**EXERCISE INSTRUCTIONS**
Can you reproduce the data beneath, keeping every line exact?

**TASK INPUTS**
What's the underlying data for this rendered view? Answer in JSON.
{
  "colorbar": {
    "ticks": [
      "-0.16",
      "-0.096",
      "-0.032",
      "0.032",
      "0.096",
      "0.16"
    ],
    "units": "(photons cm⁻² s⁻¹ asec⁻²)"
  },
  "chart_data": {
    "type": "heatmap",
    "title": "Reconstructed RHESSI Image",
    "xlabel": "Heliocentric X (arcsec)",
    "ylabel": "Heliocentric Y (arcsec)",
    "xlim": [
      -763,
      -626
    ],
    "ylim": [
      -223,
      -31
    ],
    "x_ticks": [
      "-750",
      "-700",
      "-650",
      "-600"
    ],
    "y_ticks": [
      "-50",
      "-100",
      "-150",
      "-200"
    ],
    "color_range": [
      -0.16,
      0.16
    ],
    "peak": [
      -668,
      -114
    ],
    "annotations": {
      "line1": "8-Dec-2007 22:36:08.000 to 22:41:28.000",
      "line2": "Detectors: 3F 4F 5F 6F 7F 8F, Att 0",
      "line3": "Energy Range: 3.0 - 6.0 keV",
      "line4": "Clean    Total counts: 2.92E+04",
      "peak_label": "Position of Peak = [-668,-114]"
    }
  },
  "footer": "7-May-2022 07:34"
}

**THE SOLUTION**
What's the underlying data for this rendered view? Answer in JSON.
{
  "colorbar": {
    "ticks": [
      "-0.16",
      "-0.096",
      "-0.032",
      "0.032",
      "0.096",
      "0.16"
    ],
    "units": "(photons cm⁻² s⁻¹ asec⁻²)"
  },
  "chart_data": {
    "type": "heatmap",
    "title": "Reconstructed RHESSI Image",
    "xlabel": "Heliocentric X (arcsec)",
    "ylabel": "Heliocentric Y (arcsec)",
    "xlim": [
      -763,
      -626
    ],
    "ylim": [
      -223,
      -31
    ],
    "x_ticks": [
      "-750",
      "-700",
      "-650",
      "-600"
    ],
    "y_ticks": [
      "-50",
      "-100",
      "-150",
      "-200"
    ],
    "color_range": [
      -0.16,
      0.16
    ],
    "peak": [
      -668,
      -114
    ],
    "annotations": {
      "line1": "8-Dec-2007 22:36:08.000 to 22:41:28.000",
      "line2": "Detectors: 3F 4F 5F 6F 7F 8F, Att 0",
      "line3": "Energy Range: 3.0 - 6.0 keV",
      "line4": "Clean    Total counts: 2.92E+04",
      "peak_label": "Position of Peak = [-668,-114]"
    }
  },
  "footer": "7-May-2022 07:34"
}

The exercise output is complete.